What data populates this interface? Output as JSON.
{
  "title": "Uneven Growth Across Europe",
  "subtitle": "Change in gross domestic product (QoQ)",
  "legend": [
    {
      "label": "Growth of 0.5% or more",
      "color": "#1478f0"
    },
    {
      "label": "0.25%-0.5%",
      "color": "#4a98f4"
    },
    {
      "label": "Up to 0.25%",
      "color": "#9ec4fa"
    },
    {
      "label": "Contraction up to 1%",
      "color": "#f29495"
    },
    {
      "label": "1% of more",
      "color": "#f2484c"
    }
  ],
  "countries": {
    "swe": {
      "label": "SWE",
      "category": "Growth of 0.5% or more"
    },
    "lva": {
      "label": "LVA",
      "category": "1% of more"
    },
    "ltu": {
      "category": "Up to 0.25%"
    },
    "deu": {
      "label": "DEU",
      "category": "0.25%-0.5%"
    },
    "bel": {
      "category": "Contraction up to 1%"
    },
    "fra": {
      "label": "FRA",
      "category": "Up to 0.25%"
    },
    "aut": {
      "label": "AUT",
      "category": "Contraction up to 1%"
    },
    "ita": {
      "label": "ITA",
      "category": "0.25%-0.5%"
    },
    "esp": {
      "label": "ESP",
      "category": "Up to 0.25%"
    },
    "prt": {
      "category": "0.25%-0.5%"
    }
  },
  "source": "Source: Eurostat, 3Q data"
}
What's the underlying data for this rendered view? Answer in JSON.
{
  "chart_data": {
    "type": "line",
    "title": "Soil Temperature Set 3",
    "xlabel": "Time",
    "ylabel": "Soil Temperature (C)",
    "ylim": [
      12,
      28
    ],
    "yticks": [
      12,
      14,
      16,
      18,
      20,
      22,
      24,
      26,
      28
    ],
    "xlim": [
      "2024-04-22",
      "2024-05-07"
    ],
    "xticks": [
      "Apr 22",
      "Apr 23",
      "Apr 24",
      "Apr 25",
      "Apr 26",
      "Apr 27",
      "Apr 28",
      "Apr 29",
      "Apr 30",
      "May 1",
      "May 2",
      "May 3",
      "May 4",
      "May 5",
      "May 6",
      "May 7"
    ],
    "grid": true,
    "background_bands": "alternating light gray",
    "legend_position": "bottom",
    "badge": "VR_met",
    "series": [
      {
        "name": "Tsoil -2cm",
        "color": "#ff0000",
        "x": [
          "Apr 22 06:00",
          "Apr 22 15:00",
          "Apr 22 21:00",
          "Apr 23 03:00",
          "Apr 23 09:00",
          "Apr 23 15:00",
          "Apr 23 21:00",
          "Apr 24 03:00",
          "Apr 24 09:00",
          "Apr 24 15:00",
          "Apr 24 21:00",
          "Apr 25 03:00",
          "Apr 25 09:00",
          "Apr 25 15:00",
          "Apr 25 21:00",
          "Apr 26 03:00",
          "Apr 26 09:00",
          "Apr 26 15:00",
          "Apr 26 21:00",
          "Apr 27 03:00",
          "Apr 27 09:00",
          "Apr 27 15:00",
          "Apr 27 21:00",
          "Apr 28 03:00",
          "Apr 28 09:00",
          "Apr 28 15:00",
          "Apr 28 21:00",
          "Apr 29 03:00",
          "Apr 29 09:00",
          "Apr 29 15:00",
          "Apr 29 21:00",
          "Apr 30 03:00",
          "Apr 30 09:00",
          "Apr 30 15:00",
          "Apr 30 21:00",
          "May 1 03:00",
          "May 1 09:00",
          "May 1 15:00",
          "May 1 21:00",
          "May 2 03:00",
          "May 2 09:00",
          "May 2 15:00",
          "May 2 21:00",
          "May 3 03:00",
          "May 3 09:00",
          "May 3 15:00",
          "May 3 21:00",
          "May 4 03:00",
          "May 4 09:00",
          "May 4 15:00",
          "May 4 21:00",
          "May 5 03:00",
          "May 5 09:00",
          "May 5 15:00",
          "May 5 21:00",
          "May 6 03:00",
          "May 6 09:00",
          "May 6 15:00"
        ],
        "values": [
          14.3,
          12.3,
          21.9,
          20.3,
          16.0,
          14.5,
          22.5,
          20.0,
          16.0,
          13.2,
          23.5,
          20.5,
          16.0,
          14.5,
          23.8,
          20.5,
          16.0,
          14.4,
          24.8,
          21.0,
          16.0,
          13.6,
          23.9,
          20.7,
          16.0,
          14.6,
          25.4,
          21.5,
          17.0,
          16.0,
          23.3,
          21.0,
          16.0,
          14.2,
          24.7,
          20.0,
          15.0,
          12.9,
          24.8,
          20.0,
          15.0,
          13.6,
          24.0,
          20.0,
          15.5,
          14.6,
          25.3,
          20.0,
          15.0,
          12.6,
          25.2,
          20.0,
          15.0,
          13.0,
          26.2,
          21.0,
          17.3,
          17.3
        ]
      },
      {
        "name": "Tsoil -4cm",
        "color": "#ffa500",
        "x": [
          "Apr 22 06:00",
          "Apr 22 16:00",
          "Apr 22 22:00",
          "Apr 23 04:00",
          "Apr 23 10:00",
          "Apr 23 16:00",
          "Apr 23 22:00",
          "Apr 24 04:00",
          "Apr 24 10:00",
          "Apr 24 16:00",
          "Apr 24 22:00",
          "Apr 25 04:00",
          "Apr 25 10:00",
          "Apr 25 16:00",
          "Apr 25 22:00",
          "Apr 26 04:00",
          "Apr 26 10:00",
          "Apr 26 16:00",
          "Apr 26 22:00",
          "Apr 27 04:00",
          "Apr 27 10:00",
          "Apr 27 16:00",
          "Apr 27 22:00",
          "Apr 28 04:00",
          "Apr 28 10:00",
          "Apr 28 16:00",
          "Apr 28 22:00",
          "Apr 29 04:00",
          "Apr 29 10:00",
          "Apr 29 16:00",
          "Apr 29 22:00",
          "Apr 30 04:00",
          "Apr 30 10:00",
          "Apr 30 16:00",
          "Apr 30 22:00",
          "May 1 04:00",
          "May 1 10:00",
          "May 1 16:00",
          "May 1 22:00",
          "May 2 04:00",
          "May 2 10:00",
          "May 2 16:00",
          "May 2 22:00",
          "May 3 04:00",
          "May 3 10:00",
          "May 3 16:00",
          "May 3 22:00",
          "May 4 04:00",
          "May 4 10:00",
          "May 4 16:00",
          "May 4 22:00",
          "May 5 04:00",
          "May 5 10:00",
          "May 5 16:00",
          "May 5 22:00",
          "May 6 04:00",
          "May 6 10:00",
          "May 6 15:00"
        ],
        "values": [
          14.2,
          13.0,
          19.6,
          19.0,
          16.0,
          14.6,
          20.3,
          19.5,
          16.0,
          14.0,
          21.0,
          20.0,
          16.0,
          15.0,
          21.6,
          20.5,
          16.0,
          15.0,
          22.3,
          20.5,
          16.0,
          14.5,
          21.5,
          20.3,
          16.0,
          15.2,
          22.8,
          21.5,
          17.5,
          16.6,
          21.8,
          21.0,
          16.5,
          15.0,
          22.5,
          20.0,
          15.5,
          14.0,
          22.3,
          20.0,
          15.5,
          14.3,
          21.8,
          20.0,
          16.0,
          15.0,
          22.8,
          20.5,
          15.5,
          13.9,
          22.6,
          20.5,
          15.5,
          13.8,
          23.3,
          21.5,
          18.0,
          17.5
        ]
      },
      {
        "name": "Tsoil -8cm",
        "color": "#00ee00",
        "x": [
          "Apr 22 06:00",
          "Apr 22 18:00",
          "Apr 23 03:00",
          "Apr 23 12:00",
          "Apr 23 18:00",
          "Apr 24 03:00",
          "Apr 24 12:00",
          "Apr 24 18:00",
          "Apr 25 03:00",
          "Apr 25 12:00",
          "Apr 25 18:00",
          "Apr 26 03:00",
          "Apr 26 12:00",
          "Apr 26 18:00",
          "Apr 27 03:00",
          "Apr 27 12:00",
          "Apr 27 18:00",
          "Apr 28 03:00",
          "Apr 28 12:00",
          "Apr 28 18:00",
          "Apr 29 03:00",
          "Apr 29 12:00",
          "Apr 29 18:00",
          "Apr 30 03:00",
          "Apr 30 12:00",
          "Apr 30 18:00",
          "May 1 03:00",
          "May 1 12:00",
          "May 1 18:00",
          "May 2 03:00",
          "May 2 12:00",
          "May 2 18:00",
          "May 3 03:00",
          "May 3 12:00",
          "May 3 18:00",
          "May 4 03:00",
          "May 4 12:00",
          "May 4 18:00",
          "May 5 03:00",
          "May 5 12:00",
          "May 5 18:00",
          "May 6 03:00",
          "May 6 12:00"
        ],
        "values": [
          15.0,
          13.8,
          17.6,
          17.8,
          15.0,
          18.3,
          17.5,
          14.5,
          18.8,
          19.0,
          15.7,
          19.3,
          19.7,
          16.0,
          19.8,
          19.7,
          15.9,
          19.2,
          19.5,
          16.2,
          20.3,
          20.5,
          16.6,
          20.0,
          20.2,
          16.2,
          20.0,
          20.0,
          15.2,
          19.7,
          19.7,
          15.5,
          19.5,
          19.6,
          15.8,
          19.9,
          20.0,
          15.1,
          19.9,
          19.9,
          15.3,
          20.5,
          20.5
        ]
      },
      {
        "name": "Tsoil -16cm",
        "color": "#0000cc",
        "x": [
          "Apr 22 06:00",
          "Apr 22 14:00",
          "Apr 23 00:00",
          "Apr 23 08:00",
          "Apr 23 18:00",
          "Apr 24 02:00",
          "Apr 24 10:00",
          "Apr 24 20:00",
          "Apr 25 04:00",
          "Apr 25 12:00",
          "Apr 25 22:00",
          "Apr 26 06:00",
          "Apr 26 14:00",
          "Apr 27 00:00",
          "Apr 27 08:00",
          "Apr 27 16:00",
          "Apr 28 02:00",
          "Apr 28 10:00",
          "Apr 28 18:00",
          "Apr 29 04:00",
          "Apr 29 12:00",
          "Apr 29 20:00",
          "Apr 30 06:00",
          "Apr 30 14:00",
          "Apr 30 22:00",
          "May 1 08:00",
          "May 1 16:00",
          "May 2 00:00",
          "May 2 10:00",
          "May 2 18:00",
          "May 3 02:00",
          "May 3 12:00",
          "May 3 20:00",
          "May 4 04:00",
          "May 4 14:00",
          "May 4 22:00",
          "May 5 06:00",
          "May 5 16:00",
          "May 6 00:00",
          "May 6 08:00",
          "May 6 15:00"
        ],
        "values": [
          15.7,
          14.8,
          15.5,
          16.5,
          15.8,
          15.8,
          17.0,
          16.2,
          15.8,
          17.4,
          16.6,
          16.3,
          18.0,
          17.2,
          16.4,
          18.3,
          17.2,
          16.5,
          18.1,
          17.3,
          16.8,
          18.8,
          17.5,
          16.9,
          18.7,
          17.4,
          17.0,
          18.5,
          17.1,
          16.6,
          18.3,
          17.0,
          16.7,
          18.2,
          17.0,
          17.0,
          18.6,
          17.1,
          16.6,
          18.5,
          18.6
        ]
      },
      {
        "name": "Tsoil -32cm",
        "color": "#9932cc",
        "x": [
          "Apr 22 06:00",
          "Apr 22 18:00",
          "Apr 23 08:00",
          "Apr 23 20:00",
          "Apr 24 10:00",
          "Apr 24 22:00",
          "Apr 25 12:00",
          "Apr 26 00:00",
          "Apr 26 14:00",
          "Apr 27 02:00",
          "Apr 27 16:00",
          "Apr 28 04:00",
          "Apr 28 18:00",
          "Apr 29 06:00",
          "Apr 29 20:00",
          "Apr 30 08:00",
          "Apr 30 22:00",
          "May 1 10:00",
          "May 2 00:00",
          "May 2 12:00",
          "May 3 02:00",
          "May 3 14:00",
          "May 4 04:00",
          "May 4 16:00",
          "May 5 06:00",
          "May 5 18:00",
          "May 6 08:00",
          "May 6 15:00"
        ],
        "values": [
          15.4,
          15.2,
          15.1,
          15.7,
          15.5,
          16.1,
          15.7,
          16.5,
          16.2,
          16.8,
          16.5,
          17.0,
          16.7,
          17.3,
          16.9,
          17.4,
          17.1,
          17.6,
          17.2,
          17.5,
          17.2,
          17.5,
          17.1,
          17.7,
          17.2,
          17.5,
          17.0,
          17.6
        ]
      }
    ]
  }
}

--*--

▶ _Goal_:
Filter the data for the string "Tsoil" and copy every line that has it.

▶ _Answer to this task_:
        "name": "Tsoil -2cm",
        "name": "Tsoil -4cm",
        "name": "Tsoil -8cm",
        "name": "Tsoil -16cm",
        "name": "Tsoil -32cm",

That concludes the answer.